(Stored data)
-- START --

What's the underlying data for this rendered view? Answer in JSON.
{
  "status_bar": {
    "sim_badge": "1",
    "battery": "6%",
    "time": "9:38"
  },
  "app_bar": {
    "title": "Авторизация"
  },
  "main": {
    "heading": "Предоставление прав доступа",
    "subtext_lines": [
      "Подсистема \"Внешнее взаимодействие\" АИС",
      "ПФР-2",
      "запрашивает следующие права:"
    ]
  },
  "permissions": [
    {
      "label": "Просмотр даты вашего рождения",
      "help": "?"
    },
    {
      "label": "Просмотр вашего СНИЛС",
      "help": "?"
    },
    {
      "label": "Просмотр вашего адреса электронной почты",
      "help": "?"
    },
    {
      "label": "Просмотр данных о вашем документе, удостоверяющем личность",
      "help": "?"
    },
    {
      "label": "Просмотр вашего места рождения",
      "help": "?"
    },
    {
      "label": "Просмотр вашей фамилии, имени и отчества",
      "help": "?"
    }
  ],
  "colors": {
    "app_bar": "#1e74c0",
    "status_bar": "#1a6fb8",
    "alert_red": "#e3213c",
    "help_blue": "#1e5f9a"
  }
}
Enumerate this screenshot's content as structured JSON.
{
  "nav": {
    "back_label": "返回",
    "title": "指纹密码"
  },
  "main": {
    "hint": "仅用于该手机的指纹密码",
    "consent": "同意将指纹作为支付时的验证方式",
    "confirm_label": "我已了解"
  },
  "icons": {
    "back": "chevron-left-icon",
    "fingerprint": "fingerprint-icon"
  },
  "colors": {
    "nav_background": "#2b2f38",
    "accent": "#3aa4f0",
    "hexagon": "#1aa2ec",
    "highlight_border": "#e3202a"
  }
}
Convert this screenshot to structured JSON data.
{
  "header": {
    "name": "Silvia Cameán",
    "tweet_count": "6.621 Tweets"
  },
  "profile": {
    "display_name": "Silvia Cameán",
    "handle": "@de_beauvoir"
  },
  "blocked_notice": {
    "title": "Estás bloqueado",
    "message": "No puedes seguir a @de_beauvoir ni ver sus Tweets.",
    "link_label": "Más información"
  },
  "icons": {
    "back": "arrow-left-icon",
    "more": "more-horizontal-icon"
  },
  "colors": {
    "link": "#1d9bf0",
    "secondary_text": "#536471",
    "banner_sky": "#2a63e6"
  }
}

-- END --

Copy out the full material exactly as it appears.

What's the underlying data for this rendered view? Answer in JSON.
{
  "status_bar": {
    "sim_badge": "1",
    "battery": "6%",
    "time": "9:38"
  },
  "app_bar": {
    "title": "Авторизация"
  },
  "main": {
    "heading": "Предоставление прав доступа",
    "subtext_lines": [
      "Подсистема \"Внешнее взаимодействие\" АИС",
      "ПФР-2",
      "запрашивает следующие права:"
    ]
  },
  "permissions": [
    {
      "label": "Просмотр даты вашего рождения",
      "help": "?"
    },
    {
      "label": "Просмотр вашего СНИЛС",
      "help": "?"
    },
    {
      "label": "Просмотр вашего адреса электронной почты",
      "help": "?"
    },
    {
      "label": "Просмотр данных о вашем документе, удостоверяющем личность",
      "help": "?"
    },
    {
      "label": "Просмотр вашего места рождения",
      "help": "?"
    },
    {
      "label": "Просмотр вашей фамилии, имени и отчества",
      "help": "?"
    }
  ],
  "colors": {
    "app_bar": "#1e74c0",
    "status_bar": "#1a6fb8",
    "alert_red": "#e3213c",
    "help_blue": "#1e5f9a"
  }
}
Enumerate this screenshot's content as structured JSON.
{
  "nav": {
    "back_label": "返回",
    "title": "指纹密码"
  },
  "main": {
    "hint": "仅用于该手机的指纹密码",
    "consent": "同意将指纹作为支付时的验证方式",
    "confirm_label": "我已了解"
  },
  "icons": {
    "back": "chevron-left-icon",
    "fingerprint": "fingerprint-icon"
  },
  "colors": {
    "nav_background": "#2b2f38",
    "accent": "#3aa4f0",
    "hexagon": "#1aa2ec",
    "highlight_border": "#e3202a"
  }
}
Convert this screenshot to structured JSON data.
{
  "header": {
    "name": "Silvia Cameán",
    "tweet_count": "6.621 Tweets"
  },
  "profile": {
    "display_name": "Silvia Cameán",
    "handle": "@de_beauvoir"
  },
  "blocked_notice": {
    "title": "Estás bloqueado",
    "message": "No puedes seguir a @de_beauvoir ni ver sus Tweets.",
    "link_label": "Más información"
  },
  "icons": {
    "back": "arrow-left-icon",
    "more": "more-horizontal-icon"
  },
  "colors": {
    "link": "#1d9bf0",
    "secondary_text": "#536471",
    "banner_sky": "#2a63e6"
  }
}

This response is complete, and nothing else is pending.